__TASK__: Can you pull out each line of the data below that includes the word "กกรรมการและผ"?

__RECORDS FOR THE TASK__:

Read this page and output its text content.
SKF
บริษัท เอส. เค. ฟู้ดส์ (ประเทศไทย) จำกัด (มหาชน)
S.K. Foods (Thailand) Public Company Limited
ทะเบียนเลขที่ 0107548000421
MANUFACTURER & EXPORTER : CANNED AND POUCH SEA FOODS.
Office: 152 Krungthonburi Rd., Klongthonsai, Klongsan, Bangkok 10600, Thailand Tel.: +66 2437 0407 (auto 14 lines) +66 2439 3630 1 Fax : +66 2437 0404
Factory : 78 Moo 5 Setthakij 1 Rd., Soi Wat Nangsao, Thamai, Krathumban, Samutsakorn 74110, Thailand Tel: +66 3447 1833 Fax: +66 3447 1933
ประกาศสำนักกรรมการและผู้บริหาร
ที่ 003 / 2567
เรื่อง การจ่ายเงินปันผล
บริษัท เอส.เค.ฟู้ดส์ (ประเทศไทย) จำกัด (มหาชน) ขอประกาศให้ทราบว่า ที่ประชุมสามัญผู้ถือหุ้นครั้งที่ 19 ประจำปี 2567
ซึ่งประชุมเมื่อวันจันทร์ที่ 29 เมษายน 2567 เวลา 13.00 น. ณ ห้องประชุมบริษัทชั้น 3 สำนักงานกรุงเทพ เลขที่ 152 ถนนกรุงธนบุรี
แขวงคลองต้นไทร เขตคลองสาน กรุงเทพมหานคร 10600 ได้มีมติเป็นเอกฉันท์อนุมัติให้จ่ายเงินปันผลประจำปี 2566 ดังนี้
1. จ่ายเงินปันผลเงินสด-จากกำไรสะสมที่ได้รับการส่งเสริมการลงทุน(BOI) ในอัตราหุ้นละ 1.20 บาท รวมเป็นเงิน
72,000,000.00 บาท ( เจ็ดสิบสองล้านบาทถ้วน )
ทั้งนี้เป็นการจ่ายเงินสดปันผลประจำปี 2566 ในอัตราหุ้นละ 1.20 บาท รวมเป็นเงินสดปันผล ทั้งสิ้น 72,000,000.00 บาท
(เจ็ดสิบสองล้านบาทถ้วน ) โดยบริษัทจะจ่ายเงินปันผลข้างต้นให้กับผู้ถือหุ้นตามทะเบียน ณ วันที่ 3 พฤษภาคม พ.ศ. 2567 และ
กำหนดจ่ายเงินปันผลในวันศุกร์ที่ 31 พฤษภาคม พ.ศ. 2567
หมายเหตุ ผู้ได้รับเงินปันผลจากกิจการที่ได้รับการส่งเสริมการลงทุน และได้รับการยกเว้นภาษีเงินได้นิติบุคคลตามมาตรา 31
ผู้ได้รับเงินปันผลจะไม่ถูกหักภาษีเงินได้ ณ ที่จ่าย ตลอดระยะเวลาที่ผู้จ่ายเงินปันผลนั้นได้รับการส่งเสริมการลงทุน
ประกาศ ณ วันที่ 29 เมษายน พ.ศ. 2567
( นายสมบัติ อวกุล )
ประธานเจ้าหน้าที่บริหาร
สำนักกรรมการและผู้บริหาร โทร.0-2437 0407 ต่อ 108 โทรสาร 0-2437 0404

...

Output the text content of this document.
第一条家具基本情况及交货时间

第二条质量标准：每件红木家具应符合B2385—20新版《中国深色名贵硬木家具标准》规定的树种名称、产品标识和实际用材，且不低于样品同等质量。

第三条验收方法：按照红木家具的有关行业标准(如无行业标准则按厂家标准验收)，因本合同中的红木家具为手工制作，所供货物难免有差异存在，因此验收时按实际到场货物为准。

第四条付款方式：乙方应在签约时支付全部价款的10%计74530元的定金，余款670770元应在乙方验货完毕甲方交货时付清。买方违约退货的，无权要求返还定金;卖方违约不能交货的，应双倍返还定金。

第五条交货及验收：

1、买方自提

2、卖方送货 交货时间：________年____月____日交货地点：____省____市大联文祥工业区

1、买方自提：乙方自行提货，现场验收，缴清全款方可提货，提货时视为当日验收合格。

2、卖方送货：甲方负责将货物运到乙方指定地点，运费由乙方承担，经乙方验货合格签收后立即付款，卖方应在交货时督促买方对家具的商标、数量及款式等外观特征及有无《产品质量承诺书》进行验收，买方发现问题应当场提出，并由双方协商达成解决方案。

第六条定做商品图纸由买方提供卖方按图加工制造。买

* * *

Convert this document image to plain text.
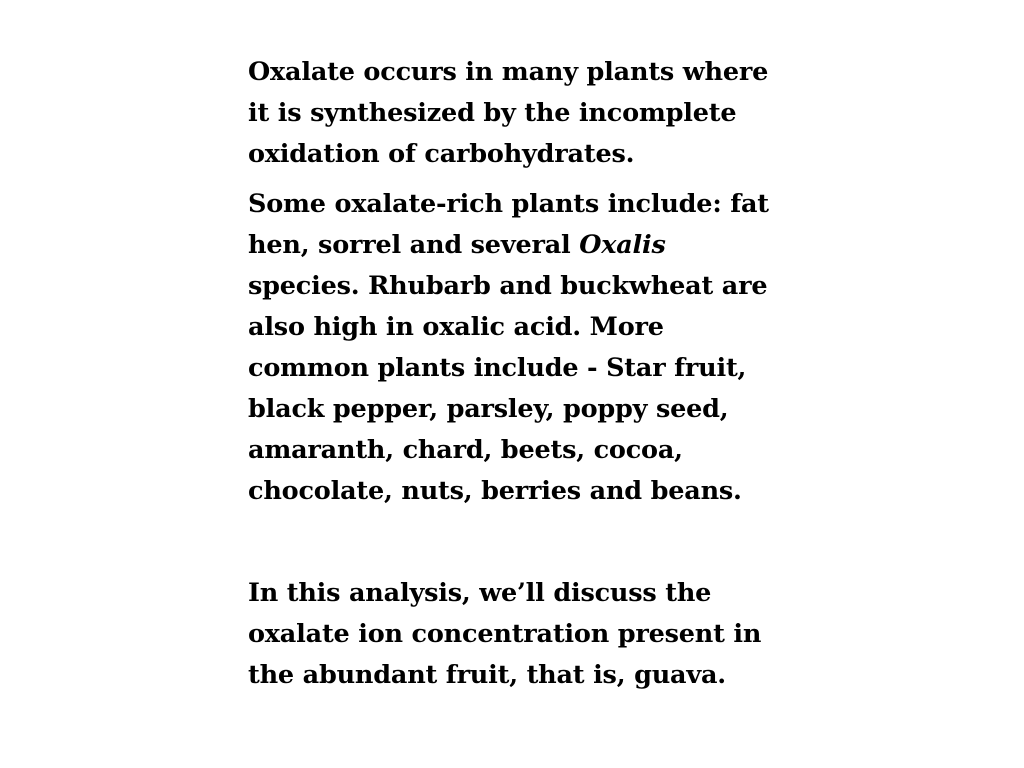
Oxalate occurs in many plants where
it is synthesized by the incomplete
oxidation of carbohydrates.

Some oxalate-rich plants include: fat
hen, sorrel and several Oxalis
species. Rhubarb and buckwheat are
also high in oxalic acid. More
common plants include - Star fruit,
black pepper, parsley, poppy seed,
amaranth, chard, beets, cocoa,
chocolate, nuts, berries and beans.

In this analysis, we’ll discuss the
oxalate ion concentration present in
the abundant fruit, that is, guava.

__WORKED SOLUTION__:
ประกาศสำนักกรรมการและผู้บริหาร
สำนักกรรมการและผู้บริหาร โทร.0-2437 0407 ต่อ 108 โทรสาร 0-2437 0404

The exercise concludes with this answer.